Selected text
---*---
In simple terms, it allocates "slabs" of memory for memory pools of
a particular type, generally in units of pages.  It is basically a
variant of the zone allocator (per MACH).

You can implement memory zoning, per MACH, to tag object persistance
within a SLAB allocator.  Assuming you allocate the kernel space itself
with the SLAB allocator, and the kernel image is assembled on SLAB
boundries, you can even do things like zone discard, which let you
throw away initialization code once the system is up, and reclaim
the memory for reuse by the system.  One of the reasons I want ELF
is to allow zone discard.


Technically, FreeBSD already does SLAB allocation, or at least its
interface looks like it does.  The sys/malloc.h values M_MBUF,
M_SOCKET, M_NAMEI, etc. used by the kernel malloc, are all SLAB
identifiers.

---

In a kernel multithreading or SMP environment, you don't *want* a SLAB
allocator... at least, not a pure one, as the base level for allocation.
You want a global page-pool allocator instead, and then you will
implement your allocator on top of the page pool.

There are even reasons you might want to have this on a simple UP
system.


Because the kernel is reeentrant, you can reenter the allocator on a
SLAB id.  FreeBSD currently copes with this (badly) on its fault/interrupt
reentrancy case... for example, allocating an mbuf at interrupt level
requires that the mbuf SLAB be guarded against reentrancy by running
the allocation to completion at high SPL so that it is never really
reentered while the data structure is in an indeterminate state.  This
adds to processing latency in the kernel.


In reality, each context wants its own set of SLABs.  This may be
overkill for exception reentrancy, actually.  The way Microsoft does
this in Windows95 and NT is dividing the interrupt service routines
into "upper" and "lower", with "lower" running at interrupt mode, and
"upper" running in non-interrupt mode.  In Windows95 and NT, you do
not do memory allocation at interrupt level; you must preallocate
the memory at driver init, and allocate it again in "upper" code if
the preallocated object is consumed by the "lower" code.

If you don't want to make this restriction on the use of allocators
(there are several places where the preallocation overhead would
be exhorbitant, like FDDI or ATM with large card buffers), then you
must provide a seperate set of SLABs for a context.


In terms of context SLABs, you *do* want seperate SLABs for each
processor context in SMP.  The reason you want this is that using
a global SLAB pool, like in SVR4 or Solaris, you must line up all
your processors behind the IPI in order to synchronize access to
the SLAB control object for the object type you are allocating.

The correct method, first demonstrated in Sequent Dynix, is to have
per processor page pools.  The synchronization is not required unless
you need to refill the page pool from (low water mark) or drain the
page pool to (high watermark) the global system page pool.

This method is documented in:
	"UNIX Internals: The New Frontiers"
	Uresh Vahalia, _Prentice Hall_
	ISBN 0-13-101908-2
	Chapter 12 _Kernel Memory Allocation_
	Section 12.9 _A Hierarchical Allocator for Multiprocessors

Sequent failed to implement SLAB allocation on top of this page pool
abstraction, and so Vahalia's Analysis is rather harsh, compared to
his analysis of SLAB allocation (covered Section 12.10).  But it is
incorrect to call the SLAB allocation itself superior.


Vahalia cites a paper:
	"Efficient Kernel Memory Allocation on Shared Memory
	 Multiprocessors"
---*---
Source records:

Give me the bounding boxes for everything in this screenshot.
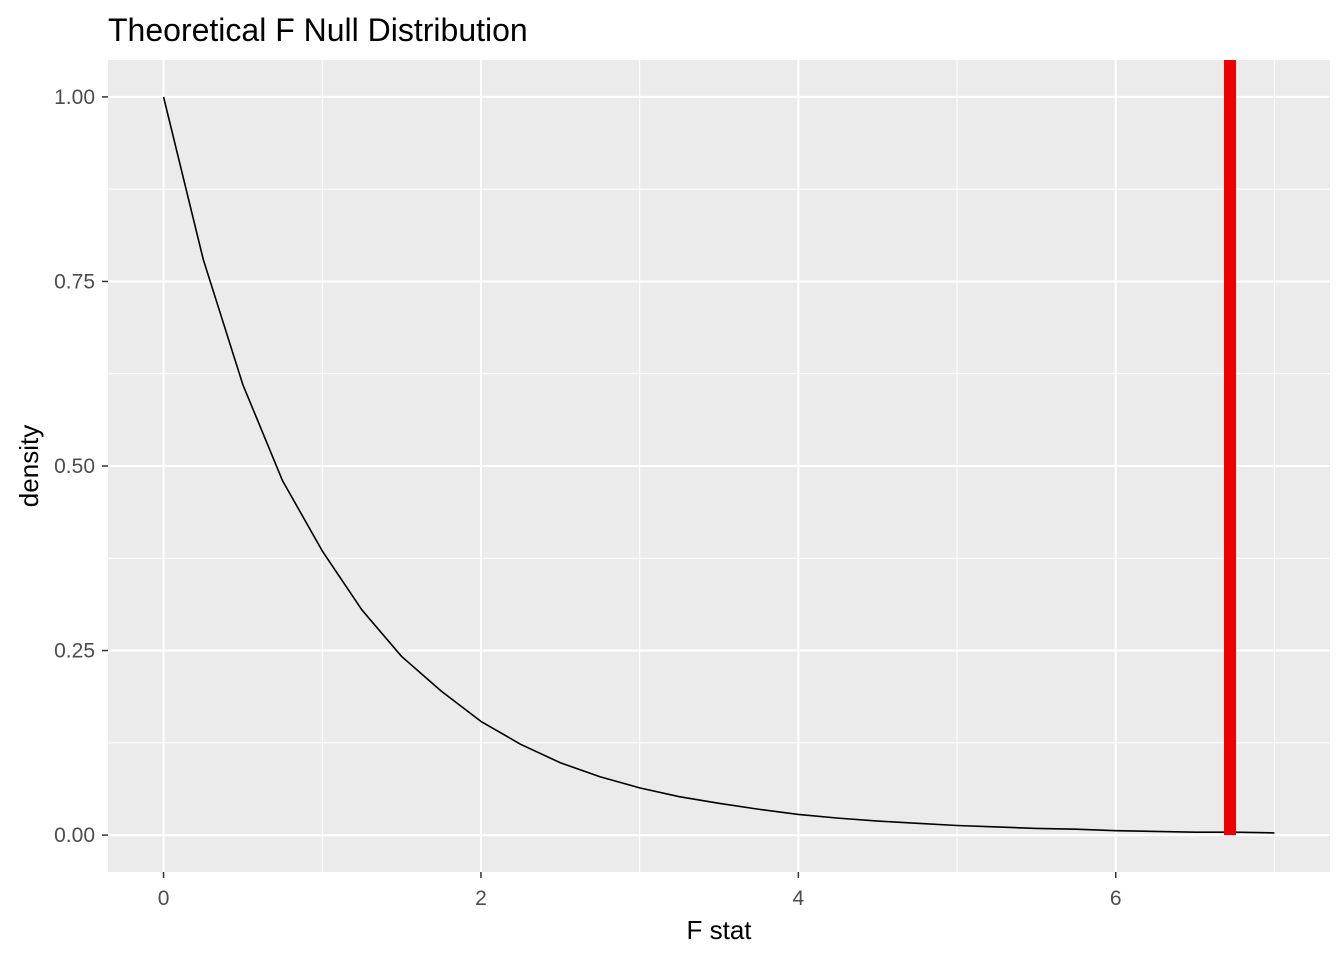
y-tick-label: 0.50: [54, 455, 95, 478]
x-tick-label: 6: [1110, 887, 1122, 910]
y-axis: 0.00 0.25 0.50 0.75 1.00: [54, 86, 108, 847]
series-layer: [162, 96, 1275, 834]
x-tick-label: 0: [158, 887, 170, 910]
y-tick-label: 0.75: [54, 270, 95, 293]
chart-title: Theoretical F Null Distribution: [108, 12, 528, 48]
y-tick-label: 1.00: [54, 86, 95, 109]
y-tick-label: 0.00: [54, 824, 95, 847]
density-curve: [162, 96, 1275, 834]
y-tick-label: 0.25: [54, 640, 95, 663]
x-axis-title: F stat: [686, 915, 752, 945]
x-tick-label: 4: [793, 887, 805, 910]
major-gridlines: [108, 60, 1330, 872]
x-axis: 0 2 4 6: [158, 872, 1122, 910]
y-axis-title: density: [14, 425, 44, 507]
x-tick-label: 2: [475, 887, 487, 910]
---*---
Task requirements
Copy the passage on SLAB allocation from "The correct method, first" to "system page pool.", swapping "per processor" for "per-CPU". The rows above are separate material and have no connection to the passage on SLAB allocation.

Result
The correct method, first demonstrated in Sequent Dynix, is to have
per-CPU page pools.  The synchronization is not required unless
you need to refill the page pool from (low water mark) or drain the
page pool to (high watermark) the global system page pool.